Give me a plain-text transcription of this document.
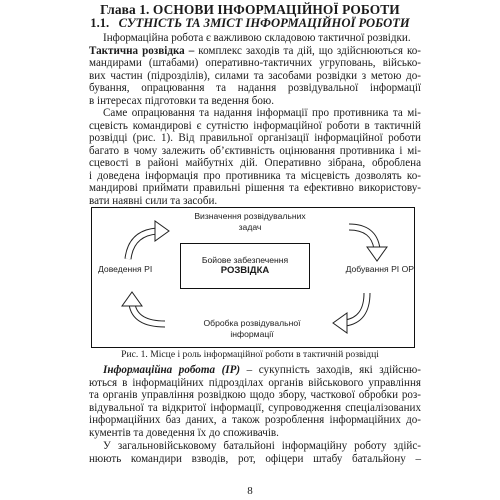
Глава 1. ОСНОВИ ІНФОРМАЦІЙНОЇ РОБОТИ
1.1. СУТНІСТЬ ТА ЗМІСТ ІНФОРМАЦІЙНОЇ РОБОТИ
Інформаційна робота є важливою складовою тактичної розвідки.
Тактична розвідка – комплекс заходів та дій, що здійснюються ко-
мандирами (штабами) оперативно-тактичних угруповань, військо-
вих частин (підрозділів), силами та засобами розвідки з метою до-
бування, опрацювання та надання розвідувальної інформації
в інтересах підготовки та ведення бою.
Саме опрацювання та надання інформації про противника та мі-
сцевість командирові є сутністю інформаційної роботи в тактичній
розвідці (рис. 1). Від правильної організації інформаційної роботи
багато в чому залежить об’єктивність оцінювання противника і мі-
сцевості в районі майбутніх дій. Оперативно зібрана, оброблена
і доведена інформація про противника та місцевість дозволять ко-
мандирові приймати правильні рішення та ефективно використову-
вати наявні сили та засоби.
Визначення розвідувальних задач
Доведення РІ	Добування РІ ОР
Обробка розвідувальної інформації
Бойове забезпечення
РОЗВІДКА
Рис. 1. Місце і роль інформаційної роботи в тактичній розвідці
Інформаційна робота (ІР) – сукупність заходів, які здійсню-
ються в інформаційних підрозділах органів військового управління
та органів управління розвідкою щодо збору, часткової обробки роз-
відувальної та відкритої інформації, супроводження спеціалізованих
інформаційних баз даних, а також розроблення інформаційних до-
кументів та доведення їх до споживачів.
У загальновійськовому батальйоні інформаційну роботу здійс-
нюють командири взводів, рот, офіцери штабу батальйону –
8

• _Task_: Find the word "інформаційних" in the entries, and copy every line it shows up in.

• _Reply to the exercise_:
ються в інформаційних підрозділах органів військового управління
інформаційних баз даних, а також розроблення інформаційних до-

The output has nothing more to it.